Start of TEXT EXTRACT

The announcement about the U.S. BCFN was made last month at BCFN’s Healthy Food, Healthy Planted conference, which was held jointly with the National Journal in Washington DC. The conference also assembled a panel of experts who discussed paradigms for ensuring a future of both healthy food and healthy planet, noting that in order to satisfy the world’s food needs, production will need to grow 70-100% in the face of environmental changes, a destabilized agri-foods market and continued global economic turmoil. Questions of sustainability, malnutrition, food security and environmental impact were at the forefront of the debate.
 
The panel, which included food policy makers and members of environmental and sustainable food industries, also explored the steps being taken to protect the environment as it relates to food production, how the public and private sectors are working together to lower the impact of food production on the environment, and how the U.S. can implement policy and legislation that address those issues.
 
“While we cannot stop the continuing evolution of the planet, we have the moral duty to suggest courses of action and propose policies that encourage responsible interaction with it. Food and nutrition will be an increasingly important focus in dialogues among governments, corporations and civil society, all of which are working to address the immediate and future challenges we face in meeting nutritional needs of a growing population while ensuring the health of our planet,” commented Guido Barilla, president of the BCFN. “We understand what it takes to bring food from the farm to the table in an efficient and sustainable way, as well as the importance of developing environmentally sustainable production models. We are committed to bringing the world’s best and brightest minds together to provide guidance on how to effectively navigate these complex topics.”

End of TEXT EXTRACT
Start of DATASET CONTENT

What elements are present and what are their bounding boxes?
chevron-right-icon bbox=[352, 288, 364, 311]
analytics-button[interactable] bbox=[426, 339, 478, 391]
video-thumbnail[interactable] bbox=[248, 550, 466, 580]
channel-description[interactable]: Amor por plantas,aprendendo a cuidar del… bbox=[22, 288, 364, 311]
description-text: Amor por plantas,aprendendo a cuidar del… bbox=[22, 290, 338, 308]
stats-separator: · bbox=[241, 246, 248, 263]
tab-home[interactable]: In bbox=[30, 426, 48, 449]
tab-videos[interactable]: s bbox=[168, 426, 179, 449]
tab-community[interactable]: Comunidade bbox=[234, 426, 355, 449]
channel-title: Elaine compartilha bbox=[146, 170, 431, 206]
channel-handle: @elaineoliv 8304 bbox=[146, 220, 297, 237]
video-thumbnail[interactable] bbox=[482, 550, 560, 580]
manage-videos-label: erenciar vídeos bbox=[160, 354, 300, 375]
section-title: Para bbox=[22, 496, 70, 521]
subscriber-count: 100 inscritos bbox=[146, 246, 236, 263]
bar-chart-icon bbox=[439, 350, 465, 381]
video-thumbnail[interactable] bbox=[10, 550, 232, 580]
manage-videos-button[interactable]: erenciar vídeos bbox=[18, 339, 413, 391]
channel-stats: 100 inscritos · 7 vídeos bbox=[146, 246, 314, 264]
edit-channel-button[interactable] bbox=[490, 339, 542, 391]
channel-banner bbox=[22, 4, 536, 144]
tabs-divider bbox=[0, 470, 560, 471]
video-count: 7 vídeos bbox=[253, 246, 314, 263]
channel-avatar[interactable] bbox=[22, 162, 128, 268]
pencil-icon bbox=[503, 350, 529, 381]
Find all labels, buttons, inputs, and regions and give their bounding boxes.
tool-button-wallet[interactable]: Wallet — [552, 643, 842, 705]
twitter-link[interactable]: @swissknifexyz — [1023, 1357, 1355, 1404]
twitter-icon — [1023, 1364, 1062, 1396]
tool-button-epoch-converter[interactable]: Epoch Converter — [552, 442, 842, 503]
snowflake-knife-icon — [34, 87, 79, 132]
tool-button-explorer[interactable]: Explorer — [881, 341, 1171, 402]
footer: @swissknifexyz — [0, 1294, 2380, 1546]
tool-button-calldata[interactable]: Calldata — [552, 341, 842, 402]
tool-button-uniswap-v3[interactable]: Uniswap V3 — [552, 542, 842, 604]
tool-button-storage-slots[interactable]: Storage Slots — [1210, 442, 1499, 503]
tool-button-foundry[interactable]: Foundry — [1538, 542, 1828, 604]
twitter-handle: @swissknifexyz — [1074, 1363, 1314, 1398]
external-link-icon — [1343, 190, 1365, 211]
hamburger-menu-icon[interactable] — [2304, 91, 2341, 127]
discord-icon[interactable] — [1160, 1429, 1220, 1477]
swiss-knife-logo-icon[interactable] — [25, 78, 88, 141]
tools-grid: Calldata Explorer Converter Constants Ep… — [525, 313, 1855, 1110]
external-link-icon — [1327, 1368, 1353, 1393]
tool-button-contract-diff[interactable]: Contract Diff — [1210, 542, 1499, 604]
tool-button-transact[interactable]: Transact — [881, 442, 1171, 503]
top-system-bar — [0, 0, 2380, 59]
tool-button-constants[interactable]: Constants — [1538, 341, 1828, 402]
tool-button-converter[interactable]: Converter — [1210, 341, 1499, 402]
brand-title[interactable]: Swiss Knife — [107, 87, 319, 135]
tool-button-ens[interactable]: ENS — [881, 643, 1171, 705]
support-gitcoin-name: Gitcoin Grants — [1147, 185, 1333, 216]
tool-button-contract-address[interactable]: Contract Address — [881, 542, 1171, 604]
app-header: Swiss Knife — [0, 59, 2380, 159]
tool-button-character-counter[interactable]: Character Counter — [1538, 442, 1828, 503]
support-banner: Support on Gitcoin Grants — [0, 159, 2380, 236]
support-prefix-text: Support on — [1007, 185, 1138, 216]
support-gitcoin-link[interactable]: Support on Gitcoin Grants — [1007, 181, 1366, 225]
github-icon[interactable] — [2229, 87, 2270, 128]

End of DATASET CONTENT

(TASK DETAILS)
According to the text on the BCFN's Healthy Food, Healthy Planet conference, why did the panel say food production will need to grow by 70 to 100 percent? Answer in one to three sentences.

(THE RESPONSE)
The panel said production must grow by that much to satisfy the world's food needs. It noted that this growth has to happen despite environmental changes, a destabilized agri-foods market and continued global economic turmoil.